### RECORDS SUPPLIED
________________________________________

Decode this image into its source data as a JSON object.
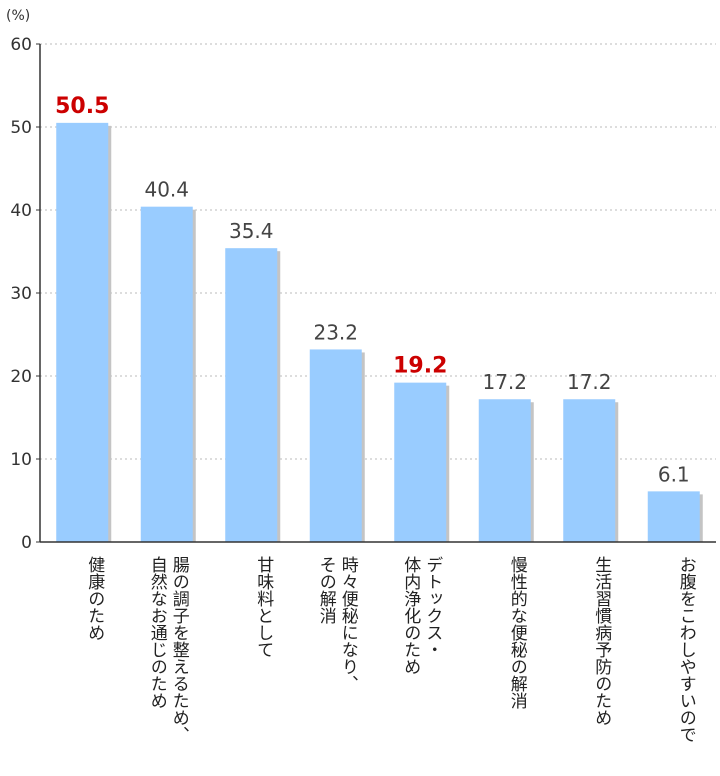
{
  "chart_data": {
    "type": "bar",
    "unit_label": "(%)",
    "title": "",
    "xlabel": "",
    "ylabel": "",
    "ylim": [
      0,
      60
    ],
    "yticks": [
      0,
      10,
      20,
      30,
      40,
      50,
      60
    ],
    "grid": true,
    "categories": [
      [
        "健康のため"
      ],
      [
        "腸の調子を整えるため、",
        "自然なお通じのため"
      ],
      [
        "甘味料として"
      ],
      [
        "時々便秘になり、",
        "その解消"
      ],
      [
        "デトックス・",
        "体内浄化のため"
      ],
      [
        "慢性的な便秘の解消"
      ],
      [
        "生活習慣病予防のため"
      ],
      [
        "お腹をこわしやすいので"
      ]
    ],
    "values": [
      "50.5",
      "40.4",
      "35.4",
      "23.2",
      "19.2",
      "17.2",
      "17.2",
      "6.1"
    ],
    "highlighted": [
      0,
      4
    ],
    "colors": {
      "bar": "#99ccff",
      "bar_shadow": "#c4c4c4",
      "highlight_label": "#cc0000",
      "grid": "#bbbbbb",
      "axis": "#333333"
    }
  }
}
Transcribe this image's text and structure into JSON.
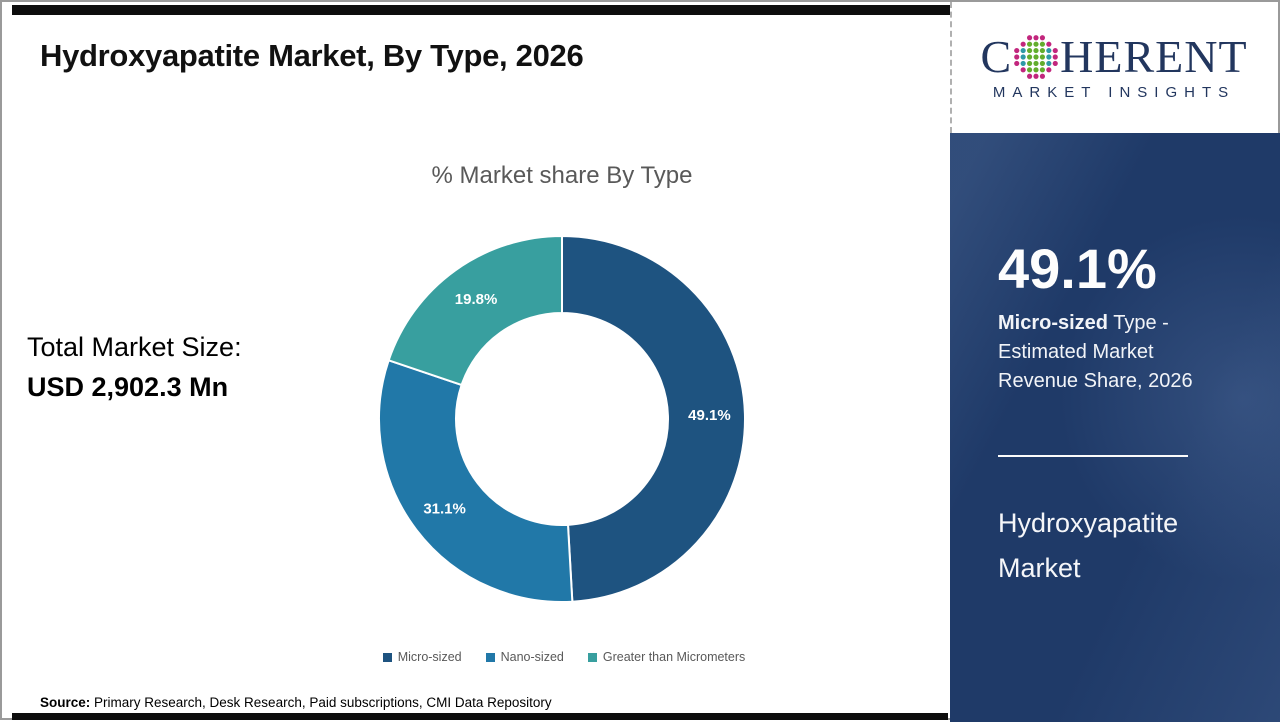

________________________________________

### EXERCISE INSTRUCTIONS
Gather each line in these records that contains the string "image".

### ANSWER TO THE PROBLEM
Decode this image into its source data as a JSON object.
Transcribe this image's text and structure into JSON.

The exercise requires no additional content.